• [WHAT YOU ARE ASKED TO DO]:
Repeat the material below exactly, with no pictures.

Extracted data entries:
----

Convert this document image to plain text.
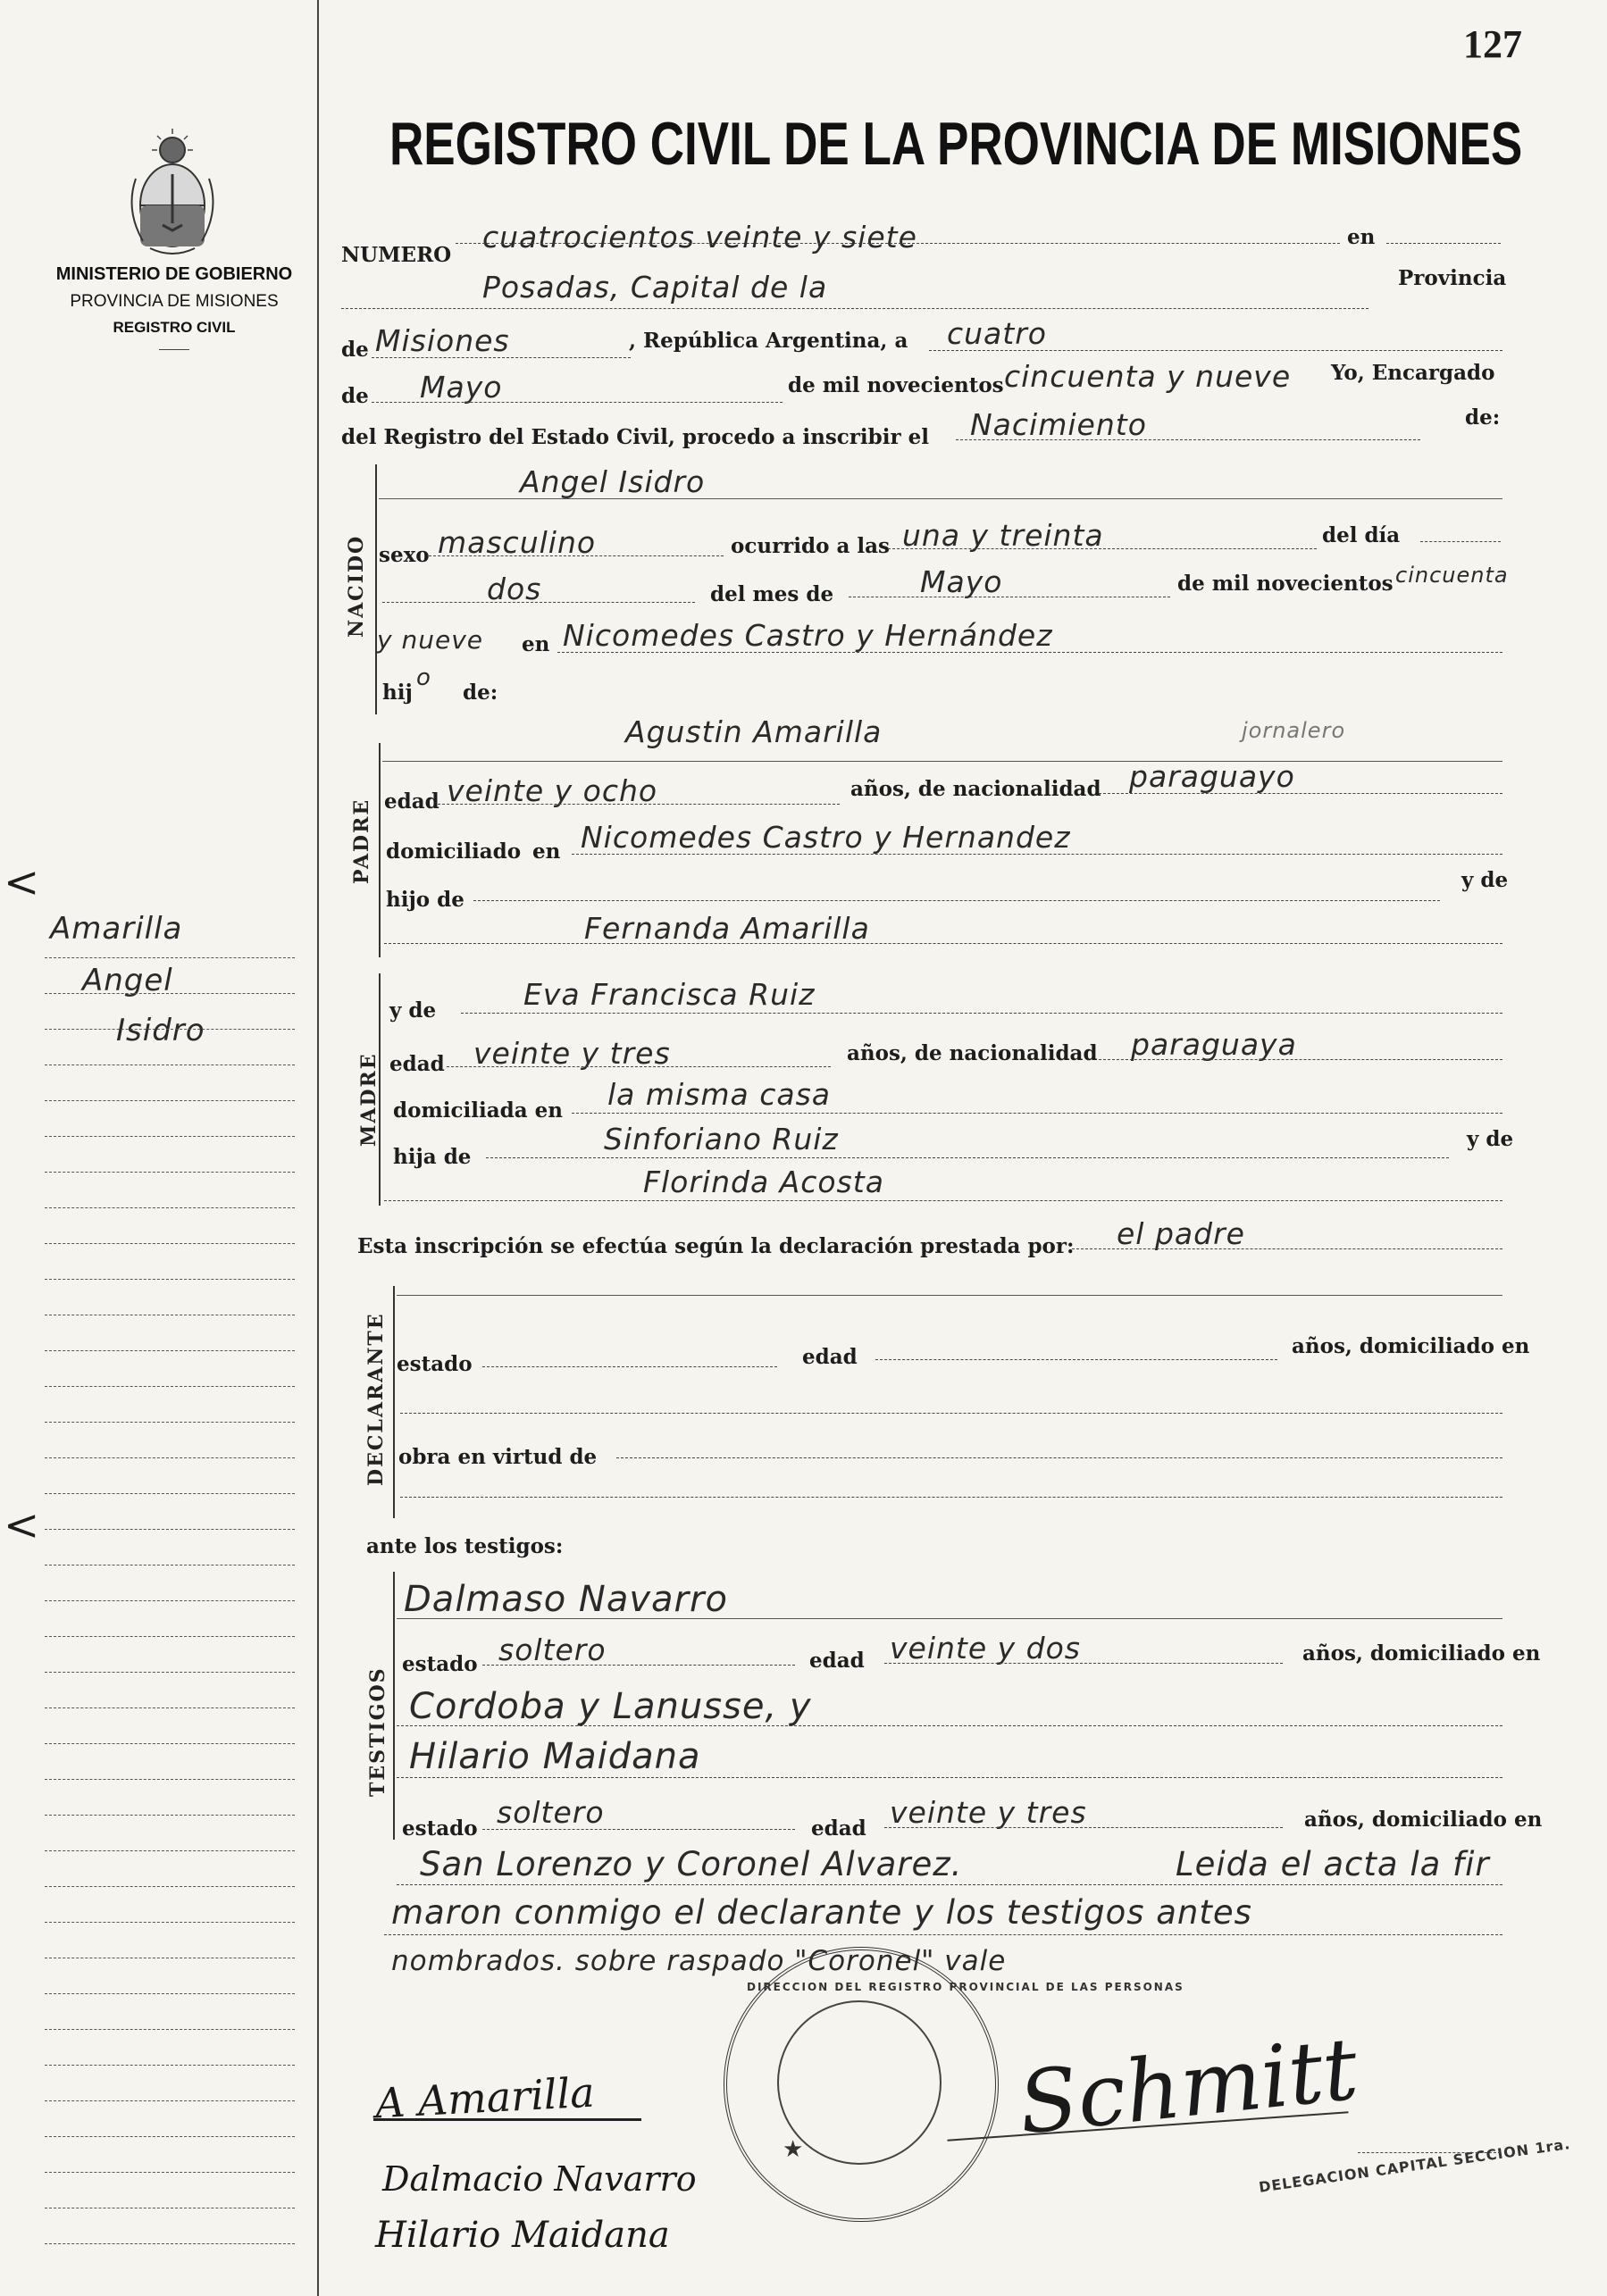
127
MINISTERIO DE GOBIERNO
PROVINCIA DE MISIONES
REGISTRO CIVIL
REGISTRO CIVIL DE LA PROVINCIA DE MISIONES
<
<
Amarilla
Angel
Isidro
NUMERO
cuatrocientos veinte y siete	en
Posadas, Capital de la	Provincia
de Misiones	, República Argentina, a cuatro
de Mayo	de mil novecientos cincuenta y nueve Yo, Encargado
del Registro del Estado Civil, procedo a inscribir el Nacimiento	de:
NACIDO
Angel Isidro
sexo masculino	ocurrido a las una y treinta	del día
dos	del mes de	Mayo	de mil novecientos cincuenta
y nueve en Nicomedes Castro y Hernández
hij
o
de:
PADRE
Agustin Amarilla	jornalero
edad veinte y ocho	años, de nacionalidad paraguayo
domiciliado en Nicomedes Castro y Hernandez
hijo de
y de
Fernanda Amarilla
MADRE
y de	Eva Francisca Ruiz
edad veinte y tres	años, de nacionalidad paraguaya
domiciliada en la misma casa
hija de
Sinforiano Ruiz	y de
Florinda Acosta
Esta inscripción se efectúa según la declaración prestada por: el padre
DECLARANTE estado	edad	años, domiciliado en
obra en virtud de
ante los testigos:
TESTIGOS
Dalmaso Navarro
estado soltero	edad veinte y dos	años, domiciliado en
Cordoba y Lanusse, y
Hilario Maidana
estado soltero	edad veinte y tres	años, domiciliado en
San Lorenzo y Coronel Alvarez.	Leida el acta la fir
maron conmigo el declarante y los testigos antes
nombrados. sobre raspado "Coronel" vale
DIRECCION DEL REGISTRO PROVINCIAL DE LAS PERSONAS
★	DELEGACION CAPITAL SECCION 1ra.
A Amarilla
Dalmacio Navarro
Hilario Maidana
Schmitt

----

• [SOLUTION TO THE PROBLEM]:
Convert this document image to plain text.
127
MINISTERIO DE GOBIERNO
PROVINCIA DE MISIONES
REGISTRO CIVIL
REGISTRO CIVIL DE LA PROVINCIA DE MISIONES
<
<
Amarilla
Angel
Isidro
NUMERO
cuatrocientos veinte y siete	en
Posadas, Capital de la	Provincia
de Misiones	, República Argentina, a cuatro
de Mayo	de mil novecientos cincuenta y nueve Yo, Encargado
del Registro del Estado Civil, procedo a inscribir el Nacimiento	de:
NACIDO
Angel Isidro
sexo masculino	ocurrido a las una y treinta	del día
dos	del mes de	Mayo	de mil novecientos cincuenta
y nueve en Nicomedes Castro y Hernández
hij
o
de:
PADRE
Agustin Amarilla	jornalero
edad veinte y ocho	años, de nacionalidad paraguayo
domiciliado en Nicomedes Castro y Hernandez
hijo de
y de
Fernanda Amarilla
MADRE
y de	Eva Francisca Ruiz
edad veinte y tres	años, de nacionalidad paraguaya
domiciliada en la misma casa
hija de
Sinforiano Ruiz	y de
Florinda Acosta
Esta inscripción se efectúa según la declaración prestada por: el padre
DECLARANTE estado	edad	años, domiciliado en
obra en virtud de
ante los testigos:
TESTIGOS
Dalmaso Navarro
estado soltero	edad veinte y dos	años, domiciliado en
Cordoba y Lanusse, y
Hilario Maidana
estado soltero	edad veinte y tres	años, domiciliado en
San Lorenzo y Coronel Alvarez.	Leida el acta la fir
maron conmigo el declarante y los testigos antes
nombrados. sobre raspado "Coronel" vale
DIRECCION DEL REGISTRO PROVINCIAL DE LAS PERSONAS
★	DELEGACION CAPITAL SECCION 1ra.
A Amarilla
Dalmacio Navarro
Hilario Maidana
Schmitt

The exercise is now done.